Work through the material below and count the lines holding the word "text"; give that count and nothing more.

===== Listing

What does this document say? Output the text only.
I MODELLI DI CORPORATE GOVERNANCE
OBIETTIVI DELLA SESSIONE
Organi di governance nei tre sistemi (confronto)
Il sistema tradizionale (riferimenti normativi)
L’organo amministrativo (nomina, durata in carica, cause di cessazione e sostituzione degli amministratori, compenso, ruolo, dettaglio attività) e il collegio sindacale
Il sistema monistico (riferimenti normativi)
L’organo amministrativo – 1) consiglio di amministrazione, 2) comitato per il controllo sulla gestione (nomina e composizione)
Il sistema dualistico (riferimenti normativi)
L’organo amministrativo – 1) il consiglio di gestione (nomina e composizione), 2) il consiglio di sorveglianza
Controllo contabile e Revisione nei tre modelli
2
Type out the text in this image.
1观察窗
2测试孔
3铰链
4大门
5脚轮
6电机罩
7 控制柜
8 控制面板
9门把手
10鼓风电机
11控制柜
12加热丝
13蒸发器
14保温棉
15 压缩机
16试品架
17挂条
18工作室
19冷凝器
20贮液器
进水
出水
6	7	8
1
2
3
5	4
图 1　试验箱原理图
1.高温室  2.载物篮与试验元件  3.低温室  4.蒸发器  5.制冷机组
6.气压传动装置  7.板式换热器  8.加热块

==========
===== Listing

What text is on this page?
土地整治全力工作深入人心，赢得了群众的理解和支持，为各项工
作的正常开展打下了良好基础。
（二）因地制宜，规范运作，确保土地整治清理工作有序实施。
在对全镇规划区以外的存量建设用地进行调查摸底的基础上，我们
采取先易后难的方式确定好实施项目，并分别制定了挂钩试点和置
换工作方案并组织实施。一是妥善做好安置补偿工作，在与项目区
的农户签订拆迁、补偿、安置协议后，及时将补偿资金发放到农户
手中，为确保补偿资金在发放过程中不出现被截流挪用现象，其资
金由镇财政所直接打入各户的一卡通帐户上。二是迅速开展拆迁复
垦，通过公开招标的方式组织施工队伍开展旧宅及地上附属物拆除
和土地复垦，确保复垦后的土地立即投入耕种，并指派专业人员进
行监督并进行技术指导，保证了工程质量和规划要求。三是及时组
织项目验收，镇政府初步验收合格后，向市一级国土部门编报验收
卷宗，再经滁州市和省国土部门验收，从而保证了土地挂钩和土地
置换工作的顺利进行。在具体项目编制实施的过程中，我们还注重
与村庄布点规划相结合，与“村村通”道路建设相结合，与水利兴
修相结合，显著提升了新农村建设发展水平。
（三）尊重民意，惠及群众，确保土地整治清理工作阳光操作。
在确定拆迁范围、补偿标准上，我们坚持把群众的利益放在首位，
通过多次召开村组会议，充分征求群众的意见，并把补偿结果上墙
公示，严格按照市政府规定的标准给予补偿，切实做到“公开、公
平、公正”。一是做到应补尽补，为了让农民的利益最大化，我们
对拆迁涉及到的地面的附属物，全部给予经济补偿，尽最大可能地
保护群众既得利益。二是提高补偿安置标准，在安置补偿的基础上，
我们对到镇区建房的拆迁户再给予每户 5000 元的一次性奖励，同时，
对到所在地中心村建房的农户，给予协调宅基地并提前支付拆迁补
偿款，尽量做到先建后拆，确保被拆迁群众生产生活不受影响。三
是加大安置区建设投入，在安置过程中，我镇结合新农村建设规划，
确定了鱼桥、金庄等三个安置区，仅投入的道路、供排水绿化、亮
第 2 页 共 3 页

==========

:: Finished exercise ::
3